Stated task: Scan the records below for lines with the word "Phonon", then state how many you find and nothing else.
•••••
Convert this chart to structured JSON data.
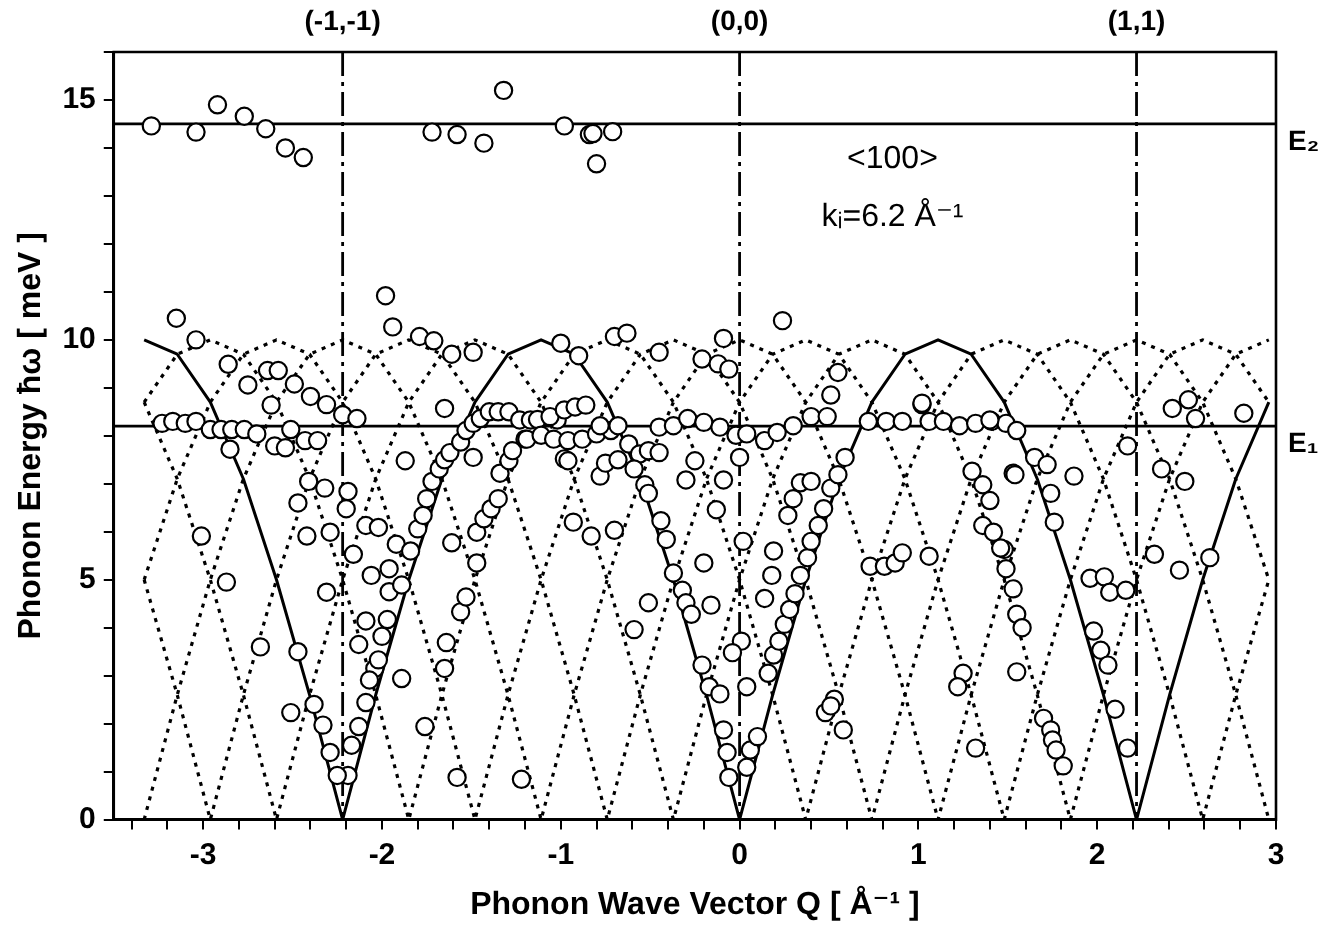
{
  "chart_data": {
    "type": "scatter",
    "xlabel": "Phonon Wave Vector Q [ Å⁻¹ ]",
    "ylabel": "Phonon Energy ħω [ meV ]",
    "annotations": [
      "<100>",
      "kᵢ=6.2 Å⁻¹",
      {
        "text": "(-1,-1)",
        "x": -2.22,
        "y": 16
      },
      {
        "text": "(0,0)",
        "x": 0,
        "y": 16
      },
      {
        "text": "(1,1)",
        "x": 2.22,
        "y": 16
      }
    ],
    "xlim": [
      -3.5,
      3
    ],
    "ylim": [
      0,
      16
    ],
    "xticks": [
      {
        "value": -3.4,
        "label": null
      },
      {
        "value": -3.2,
        "label": null
      },
      -3,
      {
        "value": -2.8,
        "label": null
      },
      {
        "value": -2.6,
        "label": null
      },
      {
        "value": -2.4,
        "label": null
      },
      {
        "value": -2.2,
        "label": null
      },
      -2,
      {
        "value": -1.8,
        "label": null
      },
      {
        "value": -1.6,
        "label": null
      },
      {
        "value": -1.4,
        "label": null
      },
      {
        "value": -1.2,
        "label": null
      },
      -1,
      {
        "value": -0.8,
        "label": null
      },
      {
        "value": -0.6,
        "label": null
      },
      {
        "value": -0.4,
        "label": null
      },
      {
        "value": -0.2,
        "label": null
      },
      0,
      {
        "value": 0.2,
        "label": null
      },
      {
        "value": 0.4,
        "label": null
      },
      {
        "value": 0.6,
        "label": null
      },
      {
        "value": 0.8,
        "label": null
      },
      1,
      {
        "value": 1.2,
        "label": null
      },
      {
        "value": 1.4,
        "label": null
      },
      {
        "value": 1.6,
        "label": null
      },
      {
        "value": 1.8,
        "label": null
      },
      2,
      {
        "value": 2.2,
        "label": null
      },
      {
        "value": 2.4,
        "label": null
      },
      {
        "value": 2.6,
        "label": null
      },
      {
        "value": 2.8,
        "label": null
      },
      3
    ],
    "yticks": [
      0,
      {
        "value": 1,
        "label": null
      },
      {
        "value": 2,
        "label": null
      },
      {
        "value": 3,
        "label": null
      },
      {
        "value": 4,
        "label": null
      },
      5,
      {
        "value": 6,
        "label": null
      },
      {
        "value": 7,
        "label": null
      },
      {
        "value": 8,
        "label": null
      },
      {
        "value": 9,
        "label": null
      },
      10,
      {
        "value": 11,
        "label": null
      },
      {
        "value": 12,
        "label": null
      },
      {
        "value": 13,
        "label": null
      },
      {
        "value": 14,
        "label": null
      },
      15,
      {
        "value": 16,
        "label": null
      }
    ],
    "grid": false,
    "legend": false,
    "marker": "circle",
    "ref_lines": [
      {
        "axis": "x",
        "value": -2.22,
        "line_style": "dashed",
        "color": "#000000"
      },
      {
        "axis": "x",
        "value": 0,
        "line_style": "dashed",
        "color": "#000000"
      },
      {
        "axis": "x",
        "value": 2.22,
        "line_style": "dashed",
        "color": "#000000"
      },
      {
        "axis": "y",
        "value": 14.5,
        "label": "E₂",
        "line_style": "solid",
        "color": "#000000"
      },
      {
        "axis": "y",
        "value": 8.2,
        "label": "E₁",
        "line_style": "solid",
        "color": "#000000"
      }
    ],
    "x": [
      -3.33,
      -3.145,
      -2.96,
      -2.775,
      -2.59,
      -2.405,
      -2.22,
      -2.035,
      -1.85,
      -1.665,
      -1.48,
      -1.295,
      -1.11,
      -0.925,
      -0.74,
      -0.555,
      -0.37,
      -0.185,
      0,
      0.185,
      0.37,
      0.555,
      0.74,
      0.925,
      1.11,
      1.295,
      1.48,
      1.665,
      1.85,
      2.035,
      2.22,
      2.405,
      2.59,
      2.775,
      2.96
    ],
    "series": [
      {
        "type": "scatter",
        "color": "#000000",
        "x": [
          -3.29,
          -3.04,
          -2.92,
          -2.77,
          -2.65,
          -2.54,
          -2.44,
          -1.72,
          -1.58,
          -1.43,
          -1.32,
          -0.98,
          -0.84,
          -0.82,
          -0.71,
          -0.8,
          -3.15,
          -3.04,
          -2.86,
          -2.75,
          -2.64,
          -2.58,
          -2.62,
          -2.49,
          -2.4,
          -2.31,
          -2.22,
          -2.14,
          -1.98,
          -1.94,
          -1.79,
          -1.71,
          -1.61,
          -1.49,
          -1.65,
          -1.0,
          -0.9,
          -0.7,
          -0.63,
          -0.45,
          -0.21,
          -0.12,
          -0.06,
          -0.09,
          0.24,
          0.55,
          0.51,
          1.02,
          2.42,
          2.51,
          2.55,
          2.82,
          -3.23,
          -3.17,
          -3.1,
          -3.04,
          -2.96,
          -2.9,
          -2.84,
          -2.77,
          -2.7,
          -2.6,
          -2.54,
          -2.51,
          -2.43,
          -2.36,
          -2.41,
          -2.32,
          -2.47,
          -2.42,
          -2.29,
          -2.19,
          -2.2,
          -2.31,
          -2.16,
          -2.09,
          -2.02,
          -2.06,
          -2.09,
          -2.13,
          -2.04,
          -2.07,
          -2.09,
          -2.13,
          -2.17,
          -2.19,
          -2.25,
          -2.29,
          -2.33,
          -2.38,
          -2.47,
          -2.51,
          -2.68,
          -2.87,
          -3.01,
          -2.85,
          -1.96,
          -1.97,
          -2.0,
          -2.02,
          -1.96,
          -1.92,
          -1.89,
          -1.84,
          -1.8,
          -1.77,
          -1.75,
          -1.72,
          -1.68,
          -1.65,
          -1.62,
          -1.56,
          -1.53,
          -1.49,
          -1.45,
          -1.4,
          -1.35,
          -1.29,
          -1.23,
          -1.17,
          -1.02,
          -1.89,
          -1.76,
          -1.65,
          -1.64,
          -1.56,
          -1.53,
          -1.47,
          -1.47,
          -1.43,
          -1.39,
          -1.35,
          -1.34,
          -1.29,
          -1.27,
          -1.2,
          -1.49,
          -1.61,
          -1.58,
          -1.22,
          -0.98,
          -1.87,
          -1.13,
          -1.06,
          -0.98,
          -0.92,
          -0.86,
          -1.19,
          -1.11,
          -1.04,
          -0.96,
          -0.88,
          -0.8,
          -0.72,
          -0.78,
          -0.68,
          -0.62,
          -0.56,
          -0.51,
          -0.45,
          -0.45,
          -0.37,
          -0.29,
          -0.2,
          -0.11,
          -0.02,
          0.04,
          0.14,
          0.21,
          0.3,
          0.4,
          0.49,
          0.72,
          0.82,
          0.91,
          1.06,
          1.14,
          1.23,
          1.32,
          1.41,
          1.49,
          1.02,
          -0.96,
          -0.78,
          -0.75,
          -0.68,
          -0.93,
          -0.83,
          -0.7,
          -0.59,
          -0.53,
          -0.51,
          -0.44,
          -0.41,
          -0.37,
          -0.32,
          -0.3,
          -0.27,
          -0.21,
          -0.17,
          -0.11,
          -0.09,
          -0.07,
          -0.06,
          0.04,
          0.06,
          0.1,
          0.04,
          0.01,
          -0.04,
          -0.16,
          -0.2,
          -0.13,
          -0.25,
          -0.3,
          -0.09,
          0.0,
          0.02,
          0.14,
          0.16,
          0.19,
          0.22,
          0.25,
          0.28,
          0.31,
          0.34,
          0.38,
          0.4,
          0.44,
          0.47,
          0.51,
          0.55,
          0.59,
          0.3,
          0.34,
          0.4,
          0.19,
          0.27,
          0.18,
          0.48,
          0.53,
          0.58,
          0.51,
          0.73,
          0.81,
          0.87,
          0.91,
          1.06,
          -0.51,
          -0.59,
          1.25,
          1.22,
          1.32,
          1.3,
          1.36,
          1.36,
          1.42,
          1.48,
          1.49,
          1.53,
          1.55,
          1.58,
          1.55,
          1.53,
          1.4,
          1.55,
          1.65,
          1.72,
          1.74,
          1.76,
          1.54,
          1.87,
          1.4,
          1.46,
          1.96,
          2.04,
          2.07,
          2.16,
          1.98,
          2.02,
          2.06,
          2.1,
          2.17,
          1.7,
          1.74,
          1.75,
          1.77,
          1.81,
          2.17,
          2.36,
          2.49,
          2.32,
          2.46,
          2.63
        ],
        "values": [
          14.46,
          14.33,
          14.9,
          14.66,
          14.4,
          14.0,
          13.8,
          14.33,
          14.28,
          14.1,
          15.2,
          14.46,
          14.28,
          14.3,
          14.34,
          13.67,
          10.45,
          10.0,
          9.49,
          9.06,
          9.36,
          9.36,
          8.64,
          9.08,
          8.82,
          8.65,
          8.44,
          8.36,
          10.92,
          10.27,
          10.07,
          9.98,
          9.7,
          9.74,
          8.57,
          9.93,
          9.67,
          10.07,
          10.14,
          9.74,
          9.6,
          9.5,
          9.39,
          10.03,
          10.4,
          9.32,
          8.85,
          8.65,
          8.57,
          8.75,
          8.36,
          8.47,
          8.26,
          8.3,
          8.26,
          8.3,
          8.13,
          8.13,
          8.13,
          8.13,
          8.04,
          7.79,
          7.75,
          8.13,
          7.9,
          7.9,
          7.05,
          6.91,
          6.6,
          5.91,
          5.99,
          6.84,
          6.48,
          4.74,
          5.53,
          6.13,
          6.09,
          5.09,
          4.14,
          3.65,
          3.15,
          2.91,
          2.44,
          1.94,
          1.55,
          0.92,
          0.92,
          1.4,
          1.97,
          2.4,
          3.5,
          2.23,
          3.6,
          4.95,
          5.91,
          7.72,
          4.75,
          4.17,
          3.82,
          3.33,
          5.23,
          5.74,
          4.89,
          5.6,
          6.06,
          6.34,
          6.69,
          7.05,
          7.31,
          7.5,
          7.65,
          7.87,
          8.11,
          8.26,
          8.36,
          8.5,
          8.5,
          8.5,
          8.33,
          8.33,
          8.33,
          2.94,
          1.94,
          3.15,
          3.69,
          4.33,
          4.64,
          5.35,
          5.99,
          6.27,
          6.48,
          6.69,
          7.22,
          7.48,
          7.69,
          7.93,
          7.55,
          5.77,
          0.88,
          0.84,
          7.52,
          7.48,
          8.34,
          8.4,
          8.54,
          8.6,
          8.64,
          7.93,
          8.01,
          7.93,
          7.9,
          7.93,
          8.04,
          8.11,
          8.21,
          8.21,
          7.83,
          7.62,
          7.69,
          7.65,
          8.18,
          8.21,
          8.36,
          8.28,
          8.18,
          8.01,
          8.04,
          7.9,
          8.07,
          8.21,
          8.4,
          8.4,
          8.3,
          8.3,
          8.3,
          8.3,
          8.3,
          8.21,
          8.26,
          8.3,
          8.26,
          8.68,
          7.48,
          7.16,
          7.43,
          7.5,
          6.2,
          5.91,
          6.03,
          7.31,
          6.98,
          6.8,
          6.23,
          5.84,
          5.14,
          4.78,
          4.52,
          4.28,
          3.22,
          2.77,
          2.62,
          1.87,
          1.4,
          0.88,
          1.09,
          1.45,
          1.73,
          2.77,
          3.72,
          3.48,
          4.47,
          5.35,
          6.46,
          7.48,
          7.08,
          7.08,
          7.55,
          5.8,
          4.61,
          3.05,
          3.43,
          3.72,
          4.07,
          4.38,
          4.71,
          5.09,
          5.46,
          5.8,
          6.13,
          6.48,
          6.91,
          7.19,
          7.55,
          6.69,
          7.02,
          7.05,
          5.6,
          6.34,
          5.09,
          2.23,
          2.51,
          1.87,
          2.37,
          5.28,
          5.28,
          5.35,
          5.56,
          5.49,
          4.52,
          3.96,
          3.05,
          2.77,
          1.49,
          7.26,
          6.98,
          6.13,
          5.99,
          5.63,
          5.23,
          4.81,
          4.28,
          4.0,
          3.08,
          7.22,
          8.33,
          8.11,
          7.55,
          7.4,
          6.8,
          6.2,
          7.19,
          7.16,
          6.65,
          5.66,
          5.03,
          5.06,
          4.74,
          4.78,
          3.93,
          3.53,
          3.22,
          2.3,
          1.49,
          2.11,
          1.87,
          1.66,
          1.45,
          1.12,
          7.79,
          7.31,
          7.05,
          5.53,
          5.2,
          5.46
        ]
      },
      {
        "type": "line",
        "color": "#000000",
        "line_style": "solid",
        "marker": "none",
        "values": [
          10,
          9.7,
          8.7,
          7.1,
          5,
          2.6,
          0,
          2.6,
          5,
          7.1,
          8.7,
          9.7,
          10,
          9.7,
          8.7,
          7.1,
          5,
          2.6,
          0,
          2.6,
          5,
          7.1,
          8.7,
          9.7,
          10,
          9.7,
          8.7,
          7.1,
          5,
          2.6,
          0,
          2.6,
          5,
          7.1,
          8.7
        ]
      },
      {
        "type": "line",
        "color": "#000000",
        "line_style": "dotted",
        "marker": "none",
        "values": [
          8.7,
          9.7,
          10,
          9.7,
          8.7,
          7.1,
          5,
          2.6,
          0,
          2.6,
          5,
          7.1,
          8.7,
          9.7,
          10,
          9.7,
          8.7,
          7.1,
          5,
          2.6,
          0,
          2.6,
          5,
          7.1,
          8.7,
          9.7,
          10,
          9.7,
          8.7,
          7.1,
          5,
          2.6,
          0,
          2.6,
          5
        ]
      },
      {
        "type": "line",
        "color": "#000000",
        "line_style": "dotted",
        "marker": "none",
        "values": [
          5,
          7.1,
          8.7,
          9.7,
          10,
          9.7,
          8.7,
          7.1,
          5,
          2.6,
          0,
          2.6,
          5,
          7.1,
          8.7,
          9.7,
          10,
          9.7,
          8.7,
          7.1,
          5,
          2.6,
          0,
          2.6,
          5,
          7.1,
          8.7,
          9.7,
          10,
          9.7,
          8.7,
          7.1,
          5,
          2.6,
          0
        ]
      },
      {
        "type": "line",
        "color": "#000000",
        "line_style": "dotted",
        "marker": "none",
        "values": [
          0,
          2.6,
          5,
          7.1,
          8.7,
          9.7,
          10,
          9.7,
          8.7,
          7.1,
          5,
          2.6,
          0,
          2.6,
          5,
          7.1,
          8.7,
          9.7,
          10,
          9.7,
          8.7,
          7.1,
          5,
          2.6,
          0,
          2.6,
          5,
          7.1,
          8.7,
          9.7,
          10,
          9.7,
          8.7,
          7.1,
          5
        ]
      },
      {
        "type": "line",
        "color": "#000000",
        "line_style": "dotted",
        "marker": "none",
        "values": [
          5,
          2.6,
          0,
          2.6,
          5,
          7.1,
          8.7,
          9.7,
          10,
          9.7,
          8.7,
          7.1,
          5,
          2.6,
          0,
          2.6,
          5,
          7.1,
          8.7,
          9.7,
          10,
          9.7,
          8.7,
          7.1,
          5,
          2.6,
          0,
          2.6,
          5,
          7.1,
          8.7,
          9.7,
          10,
          9.7,
          8.7
        ]
      },
      {
        "type": "line",
        "color": "#000000",
        "line_style": "dotted",
        "marker": "none",
        "values": [
          8.7,
          7.1,
          5,
          2.6,
          0,
          2.6,
          5,
          7.1,
          8.7,
          9.7,
          10,
          9.7,
          8.7,
          7.1,
          5,
          2.6,
          0,
          2.6,
          5,
          7.1,
          8.7,
          9.7,
          10,
          9.7,
          8.7,
          7.1,
          5,
          2.6,
          0,
          2.6,
          5,
          7.1,
          8.7,
          9.7,
          10
        ]
      }
    ]
  }
}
•••••
The answer: 2